**Written problem**
Reproduce the lines of the material exactly, excluding every image.

**Data section**

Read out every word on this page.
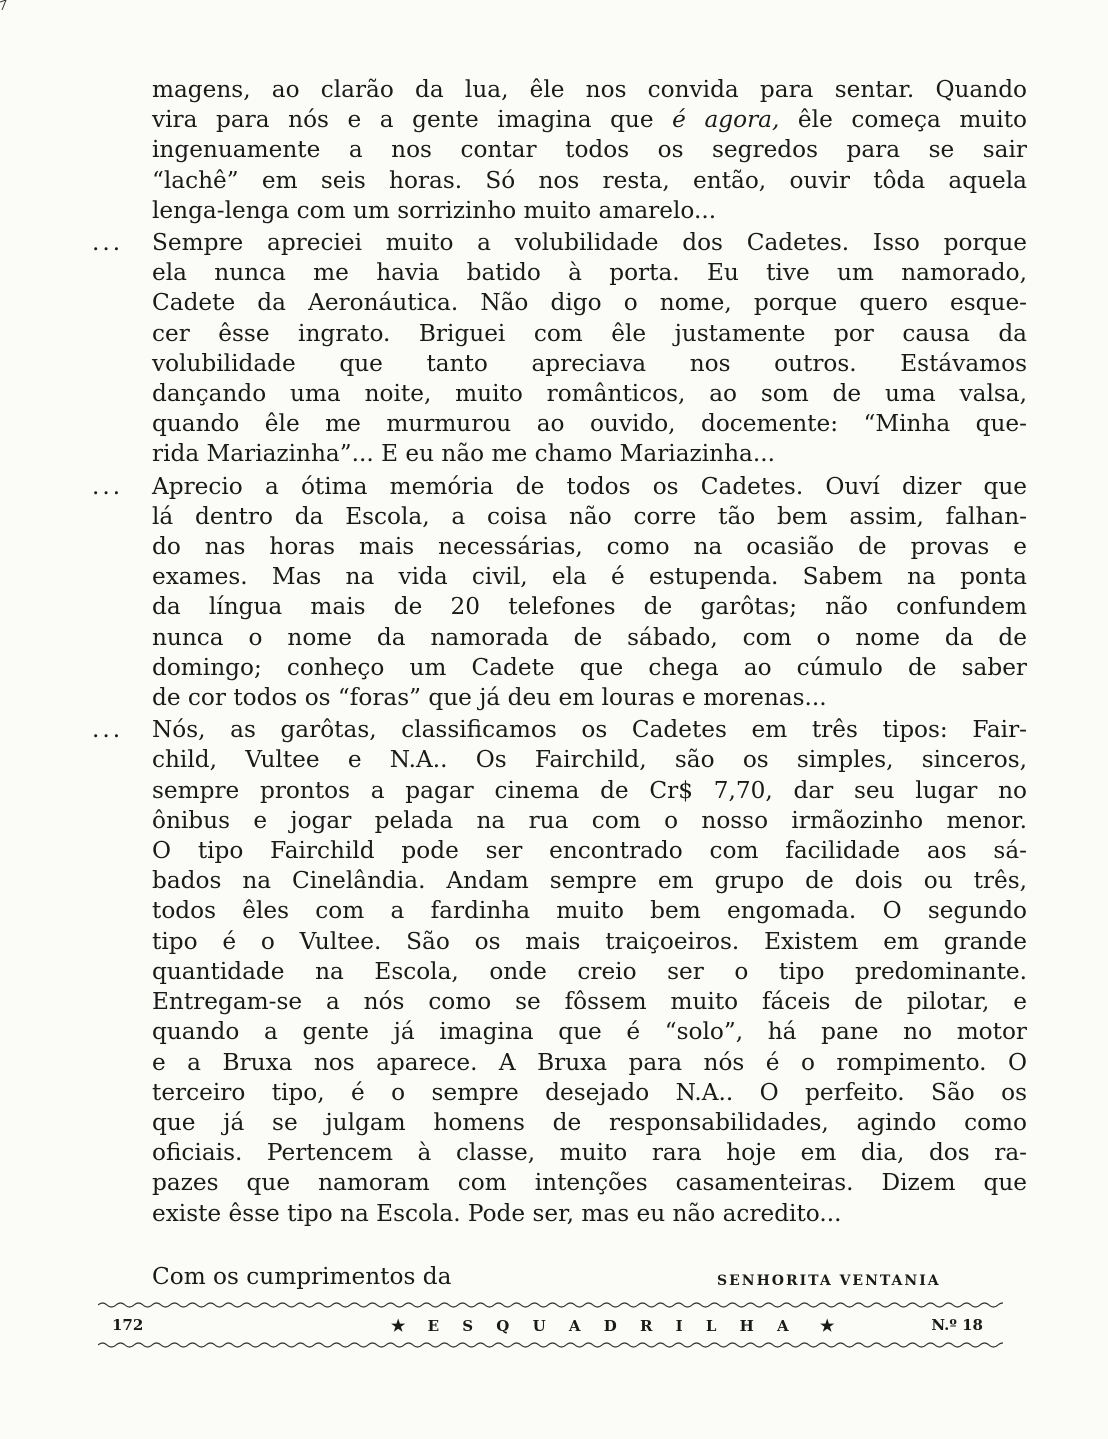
magens, ao clarão da lua, êle nos convida para sentar. Quando
vira para nós e a gente imagina que é agora, êle começa muito
ingenuamente a nos contar todos os segredos para se sair
“lachê” em seis horas. Só nos resta, então, ouvir tôda aquela
lenga-lenga com um sorrizinho muito amarelo...
...	Sempre apreciei muito a volubilidade dos Cadetes. Isso porque
ela nunca me havia batido à porta. Eu tive um namorado,
Cadete da Aeronáutica. Não digo o nome, porque quero esque-
cer êsse ingrato. Briguei com êle justamente por causa da
volubilidade que tanto apreciava nos outros. Estávamos
dançando uma noite, muito românticos, ao som de uma valsa,
quando êle me murmurou ao ouvido, docemente: “Minha que-
rida Mariazinha”... E eu não me chamo Mariazinha...
...	Aprecio a ótima memória de todos os Cadetes. Ouví dizer que
lá dentro da Escola, a coisa não corre tão bem assim, falhan-
do nas horas mais necessárias, como na ocasião de provas e
exames. Mas na vida civil, ela é estupenda. Sabem na ponta
da língua mais de 20 telefones de garôtas; não confundem
nunca o nome da namorada de sábado, com o nome da de
domingo; conheço um Cadete que chega ao cúmulo de saber
de cor todos os “foras” que já deu em louras e morenas...
...	Nós, as garôtas, classificamos os Cadetes em três tipos: Fair-
child, Vultee e N.A.. Os Fairchild, são os simples, sinceros,
sempre prontos a pagar cinema de Cr$ 7,70, dar seu lugar no
ônibus e jogar pelada na rua com o nosso irmãozinho menor.
O tipo Fairchild pode ser encontrado com facilidade aos sá-
bados na Cinelândia. Andam sempre em grupo de dois ou três,
todos êles com a fardinha muito bem engomada. O segundo
tipo é o Vultee. São os mais traiçoeiros. Existem em grande
quantidade na Escola, onde creio ser o tipo predominante.
Entregam-se a nós como se fôssem muito fáceis de pilotar, e
quando a gente já imagina que é “solo”, há pane no motor
e a Bruxa nos aparece. A Bruxa para nós é o rompimento. O
terceiro tipo, é o sempre desejado N.A.. O perfeito. São os
que já se julgam homens de responsabilidades, agindo como
oficiais. Pertencem à classe, muito rara hoje em dia, dos ra-
pazes que namoram com intenções casamenteiras. Dizem que
existe êsse tipo na Escola. Pode ser, mas eu não acredito...
Com os cumprimentos da	SENHORITA VENTANIA
172	★ E S Q U A D R I L H A ★	N.º 18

**Task solution**
Read out every word on this page.
magens, ao clarão da lua, êle nos convida para sentar. Quando
vira para nós e a gente imagina que é agora, êle começa muito
ingenuamente a nos contar todos os segredos para se sair
“lachê” em seis horas. Só nos resta, então, ouvir tôda aquela
lenga-lenga com um sorrizinho muito amarelo...
...	Sempre apreciei muito a volubilidade dos Cadetes. Isso porque
ela nunca me havia batido à porta. Eu tive um namorado,
Cadete da Aeronáutica. Não digo o nome, porque quero esque-
cer êsse ingrato. Briguei com êle justamente por causa da
volubilidade que tanto apreciava nos outros. Estávamos
dançando uma noite, muito românticos, ao som de uma valsa,
quando êle me murmurou ao ouvido, docemente: “Minha que-
rida Mariazinha”... E eu não me chamo Mariazinha...
...	Aprecio a ótima memória de todos os Cadetes. Ouví dizer que
lá dentro da Escola, a coisa não corre tão bem assim, falhan-
do nas horas mais necessárias, como na ocasião de provas e
exames. Mas na vida civil, ela é estupenda. Sabem na ponta
da língua mais de 20 telefones de garôtas; não confundem
nunca o nome da namorada de sábado, com o nome da de
domingo; conheço um Cadete que chega ao cúmulo de saber
de cor todos os “foras” que já deu em louras e morenas...
...	Nós, as garôtas, classificamos os Cadetes em três tipos: Fair-
child, Vultee e N.A.. Os Fairchild, são os simples, sinceros,
sempre prontos a pagar cinema de Cr$ 7,70, dar seu lugar no
ônibus e jogar pelada na rua com o nosso irmãozinho menor.
O tipo Fairchild pode ser encontrado com facilidade aos sá-
bados na Cinelândia. Andam sempre em grupo de dois ou três,
todos êles com a fardinha muito bem engomada. O segundo
tipo é o Vultee. São os mais traiçoeiros. Existem em grande
quantidade na Escola, onde creio ser o tipo predominante.
Entregam-se a nós como se fôssem muito fáceis de pilotar, e
quando a gente já imagina que é “solo”, há pane no motor
e a Bruxa nos aparece. A Bruxa para nós é o rompimento. O
terceiro tipo, é o sempre desejado N.A.. O perfeito. São os
que já se julgam homens de responsabilidades, agindo como
oficiais. Pertencem à classe, muito rara hoje em dia, dos ra-
pazes que namoram com intenções casamenteiras. Dizem que
existe êsse tipo na Escola. Pode ser, mas eu não acredito...
Com os cumprimentos da	SENHORITA VENTANIA
172	★ E S Q U A D R I L H A ★	N.º 18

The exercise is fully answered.